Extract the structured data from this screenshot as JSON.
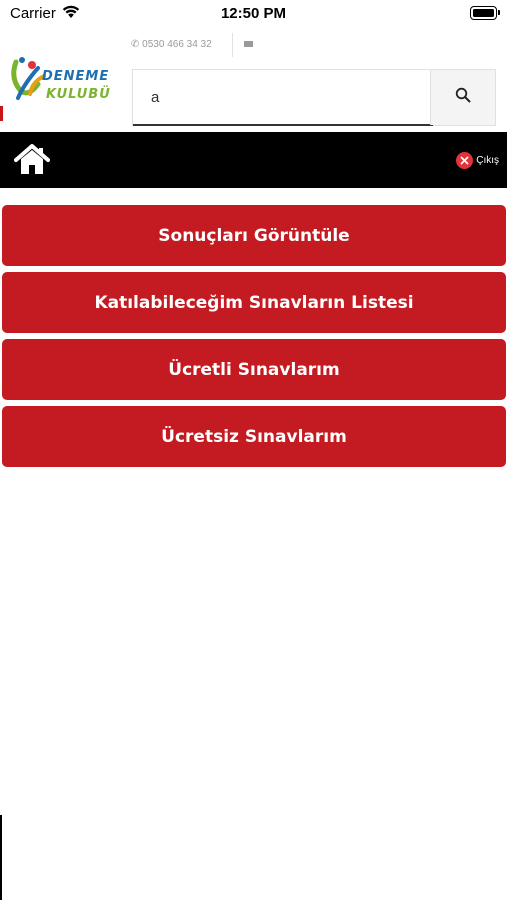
{
  "status_bar": {
    "carrier": "Carrier",
    "time": "12:50 PM"
  },
  "header": {
    "phone": "0530 466 34 32",
    "logo": {
      "line1": "DENEME",
      "line2": "KULUBÜ"
    },
    "search": {
      "value": "a",
      "icon": "search-icon"
    }
  },
  "navbar": {
    "home_icon": "home-icon",
    "logout_icon": "close-circle-icon",
    "logout_label": "Çıkış"
  },
  "menu": {
    "items": [
      {
        "label": "Sonuçları Görüntüle"
      },
      {
        "label": "Katılabileceğim Sınavların Listesi"
      },
      {
        "label": "Ücretli Sınavlarım"
      },
      {
        "label": "Ücretsiz Sınavlarım"
      }
    ]
  },
  "colors": {
    "brand_red": "#c41a21",
    "nav_black": "#000000",
    "logo_blue": "#1e6fb0",
    "logo_green": "#7ab32e"
  }
}
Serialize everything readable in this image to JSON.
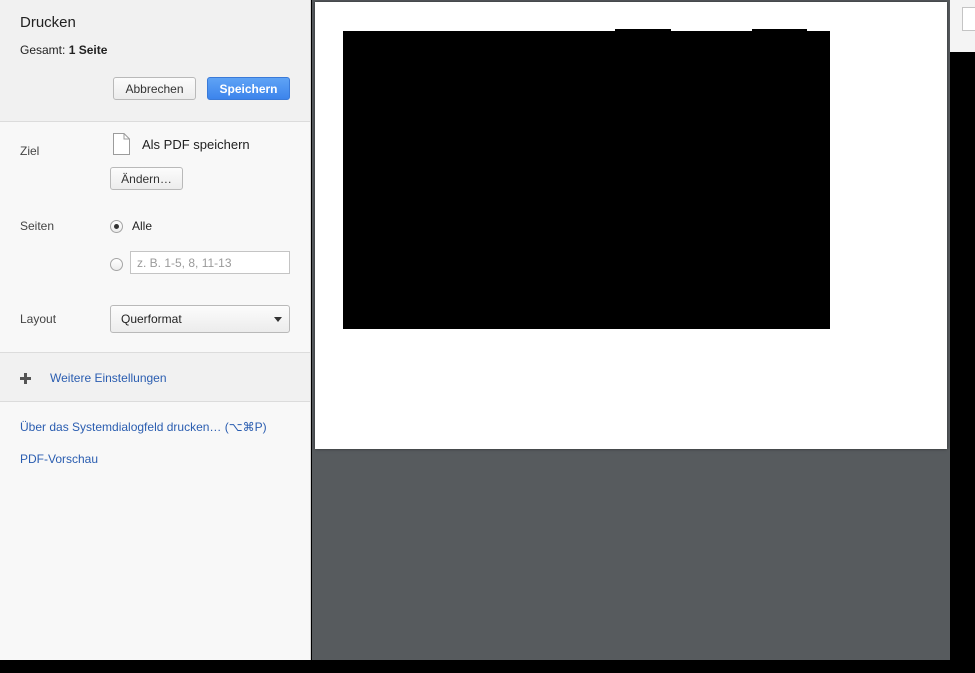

++++++

• **Exercise description**
Report all lines of the data above that include the string "icon".

• **The response**
      "icon": "search-icon"
    "home_icon": "home-icon",
    "logout_icon": "close-circle-icon",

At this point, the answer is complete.